• THE DATA
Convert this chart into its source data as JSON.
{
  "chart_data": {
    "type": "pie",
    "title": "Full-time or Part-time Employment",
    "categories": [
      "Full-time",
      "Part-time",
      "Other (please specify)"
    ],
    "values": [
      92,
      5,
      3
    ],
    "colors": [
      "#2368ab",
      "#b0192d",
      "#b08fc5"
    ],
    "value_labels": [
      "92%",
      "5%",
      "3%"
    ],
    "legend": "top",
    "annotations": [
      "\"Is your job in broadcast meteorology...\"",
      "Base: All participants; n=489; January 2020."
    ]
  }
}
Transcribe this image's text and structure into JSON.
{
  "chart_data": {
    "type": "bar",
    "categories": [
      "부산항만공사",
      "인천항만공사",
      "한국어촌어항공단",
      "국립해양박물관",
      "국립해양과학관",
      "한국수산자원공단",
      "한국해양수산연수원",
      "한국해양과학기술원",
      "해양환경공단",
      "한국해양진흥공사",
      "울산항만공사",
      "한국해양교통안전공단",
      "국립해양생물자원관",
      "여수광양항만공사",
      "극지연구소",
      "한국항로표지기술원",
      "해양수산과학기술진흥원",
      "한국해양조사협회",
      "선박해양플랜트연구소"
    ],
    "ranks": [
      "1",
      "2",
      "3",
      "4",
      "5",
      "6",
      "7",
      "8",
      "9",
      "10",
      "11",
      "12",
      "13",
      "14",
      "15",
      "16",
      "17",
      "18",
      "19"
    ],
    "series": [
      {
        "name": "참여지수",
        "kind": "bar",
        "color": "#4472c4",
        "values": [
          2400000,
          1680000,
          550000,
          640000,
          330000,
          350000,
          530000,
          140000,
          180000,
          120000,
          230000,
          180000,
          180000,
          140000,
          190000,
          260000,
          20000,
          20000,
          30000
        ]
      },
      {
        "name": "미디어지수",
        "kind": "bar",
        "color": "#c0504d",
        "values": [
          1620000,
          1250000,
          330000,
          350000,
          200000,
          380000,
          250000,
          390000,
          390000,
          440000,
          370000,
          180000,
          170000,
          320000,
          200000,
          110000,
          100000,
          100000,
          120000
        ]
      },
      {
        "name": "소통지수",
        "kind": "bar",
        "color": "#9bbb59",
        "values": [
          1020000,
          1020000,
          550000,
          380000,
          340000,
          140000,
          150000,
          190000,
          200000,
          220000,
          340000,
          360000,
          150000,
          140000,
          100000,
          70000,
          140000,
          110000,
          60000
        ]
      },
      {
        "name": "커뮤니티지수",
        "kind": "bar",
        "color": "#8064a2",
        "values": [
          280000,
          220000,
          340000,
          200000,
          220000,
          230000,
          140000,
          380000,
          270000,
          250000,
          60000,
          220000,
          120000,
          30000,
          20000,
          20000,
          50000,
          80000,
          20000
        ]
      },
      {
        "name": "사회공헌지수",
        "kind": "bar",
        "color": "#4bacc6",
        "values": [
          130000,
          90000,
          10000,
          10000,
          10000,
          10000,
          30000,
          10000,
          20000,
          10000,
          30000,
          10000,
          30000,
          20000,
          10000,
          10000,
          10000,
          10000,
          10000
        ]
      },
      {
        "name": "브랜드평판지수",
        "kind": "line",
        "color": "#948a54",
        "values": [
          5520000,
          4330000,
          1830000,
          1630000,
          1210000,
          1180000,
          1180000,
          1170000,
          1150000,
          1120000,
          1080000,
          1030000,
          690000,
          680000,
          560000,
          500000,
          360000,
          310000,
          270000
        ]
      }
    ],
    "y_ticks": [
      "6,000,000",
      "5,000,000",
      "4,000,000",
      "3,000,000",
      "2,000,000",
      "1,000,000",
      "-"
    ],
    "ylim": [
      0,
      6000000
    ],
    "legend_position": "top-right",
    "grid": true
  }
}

• PROBLEM REQUIREMENTS
Every line above that contains the word "time" should be reported.

• REPLY
    "title": "Full-time or Part-time Employment",
      "Full-time",
      "Part-time",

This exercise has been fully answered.